::: Provided records
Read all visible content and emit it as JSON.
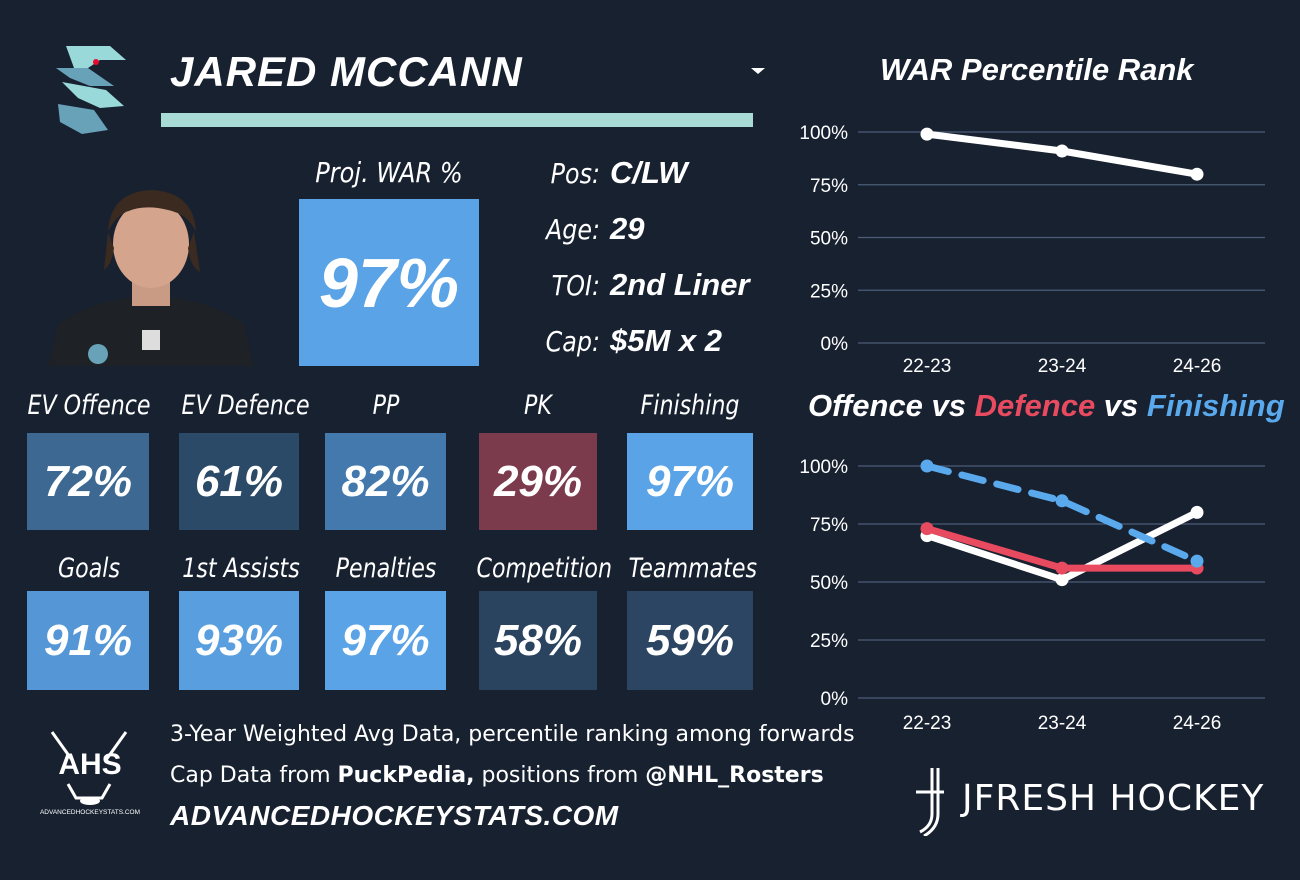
{
  "player": {
    "name": "JARED MCCANN",
    "proj_war_label": "Proj. WAR %",
    "proj_war_value": "97%",
    "info": [
      {
        "label": "Pos:",
        "value": "C/LW"
      },
      {
        "label": "Age:",
        "value": "29"
      },
      {
        "label": "TOI:",
        "value": "2nd Liner"
      },
      {
        "label": "Cap:",
        "value": "$5M x 2"
      }
    ]
  },
  "stats_row1": [
    {
      "label": "EV Offence",
      "value": "72%",
      "color": "#3c6891"
    },
    {
      "label": "EV Defence",
      "value": "61%",
      "color": "#2b4a68"
    },
    {
      "label": "PP",
      "value": "82%",
      "color": "#4379ad"
    },
    {
      "label": "PK",
      "value": "29%",
      "color": "#7b3b4d"
    },
    {
      "label": "Finishing",
      "value": "97%",
      "color": "#5aa3e6"
    }
  ],
  "stats_row2": [
    {
      "label": "Goals",
      "value": "91%",
      "color": "#5597d6"
    },
    {
      "label": "1st Assists",
      "value": "93%",
      "color": "#599fe0"
    },
    {
      "label": "Penalties",
      "value": "97%",
      "color": "#5aa3e6"
    },
    {
      "label": "Competition",
      "value": "58%",
      "color": "#2a4460"
    },
    {
      "label": "Teammates",
      "value": "59%",
      "color": "#2b4562"
    }
  ],
  "footer": {
    "line1": "3-Year Weighted Avg Data, percentile ranking among forwards",
    "line2_prefix": "Cap Data from ",
    "line2_bold1": "PuckPedia,",
    "line2_mid": " positions from ",
    "line2_bold2": "@NHL_Rosters",
    "site": "ADVANCEDHOCKEYSTATS.COM",
    "ahs_logo_text": "AHS",
    "ahs_logo_sub": "ADVANCEDHOCKEYSTATS.COM",
    "brand": "JFRESH HOCKEY"
  },
  "colors": {
    "offence": "#ffffff",
    "defence": "#e84a5f",
    "finishing": "#5aa9ec",
    "grid": "#4b5d78"
  },
  "chart_titles": {
    "war": "WAR Percentile Rank",
    "ovd_part1": "Offence",
    "ovd_vs1": " vs ",
    "ovd_part2": "Defence",
    "ovd_vs2": " vs ",
    "ovd_part3": "Finishing"
  },
  "chart_data": [
    {
      "type": "line",
      "title": "WAR Percentile Rank",
      "categories": [
        "22-23",
        "23-24",
        "24-26"
      ],
      "series": [
        {
          "values": [
            99,
            91,
            80
          ],
          "color": "#ffffff",
          "style": "solid"
        }
      ],
      "yticks": [
        "100%",
        "75%",
        "50%",
        "25%",
        "0%"
      ],
      "ylim": [
        0,
        100
      ],
      "grid": true
    },
    {
      "type": "line",
      "title": "Offence vs Defence vs Finishing",
      "categories": [
        "22-23",
        "23-24",
        "24-26"
      ],
      "series": [
        {
          "name": "Offence",
          "values": [
            70,
            51,
            80
          ],
          "color": "#ffffff",
          "style": "solid"
        },
        {
          "name": "Defence",
          "values": [
            73,
            56,
            56
          ],
          "color": "#e84a5f",
          "style": "solid"
        },
        {
          "name": "Finishing",
          "values": [
            100,
            85,
            59
          ],
          "color": "#5aa9ec",
          "style": "dashed"
        }
      ],
      "yticks": [
        "100%",
        "75%",
        "50%",
        "25%",
        "0%"
      ],
      "ylim": [
        0,
        100
      ],
      "grid": true
    }
  ]
}
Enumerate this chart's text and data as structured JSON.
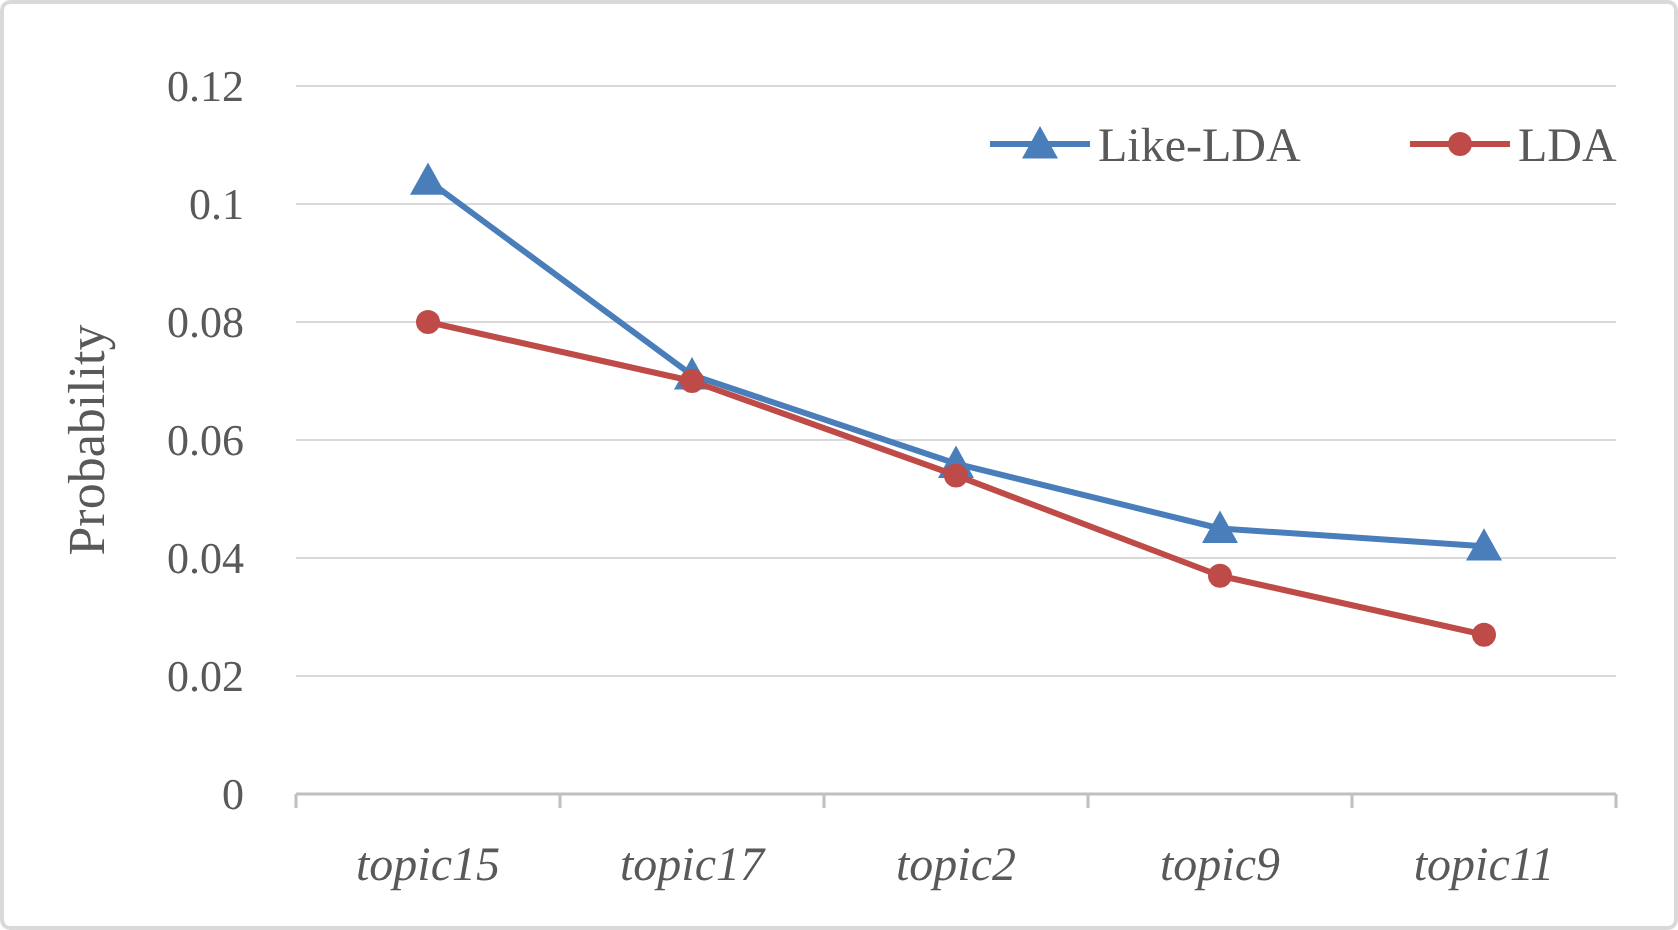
{
  "chart_data": {
    "type": "line",
    "ylabel": "Probability",
    "categories": [
      "topic15",
      "topic17",
      "topic2",
      "topic9",
      "topic11"
    ],
    "series": [
      {
        "name": "Like-LDA",
        "color": "#4a7ebb",
        "marker": "triangle",
        "values": [
          0.104,
          0.071,
          0.056,
          0.045,
          0.042
        ]
      },
      {
        "name": "LDA",
        "color": "#be4b48",
        "marker": "circle",
        "values": [
          0.08,
          0.07,
          0.054,
          0.037,
          0.027
        ]
      }
    ],
    "ylim": [
      0,
      0.12
    ],
    "yticks": [
      0,
      0.02,
      0.04,
      0.06,
      0.08,
      {
        "value": 0.1,
        "label": "0.1"
      },
      0.12
    ],
    "grid": "y",
    "legend": "top right",
    "line_style": "solid"
  }
}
::::::
▸ The problem
Gather each line in the entries above where the string "JSON" is found.

▸ Full response
Read all visible content and emit it as JSON.
Enumerate this chart's text and data as structured JSON.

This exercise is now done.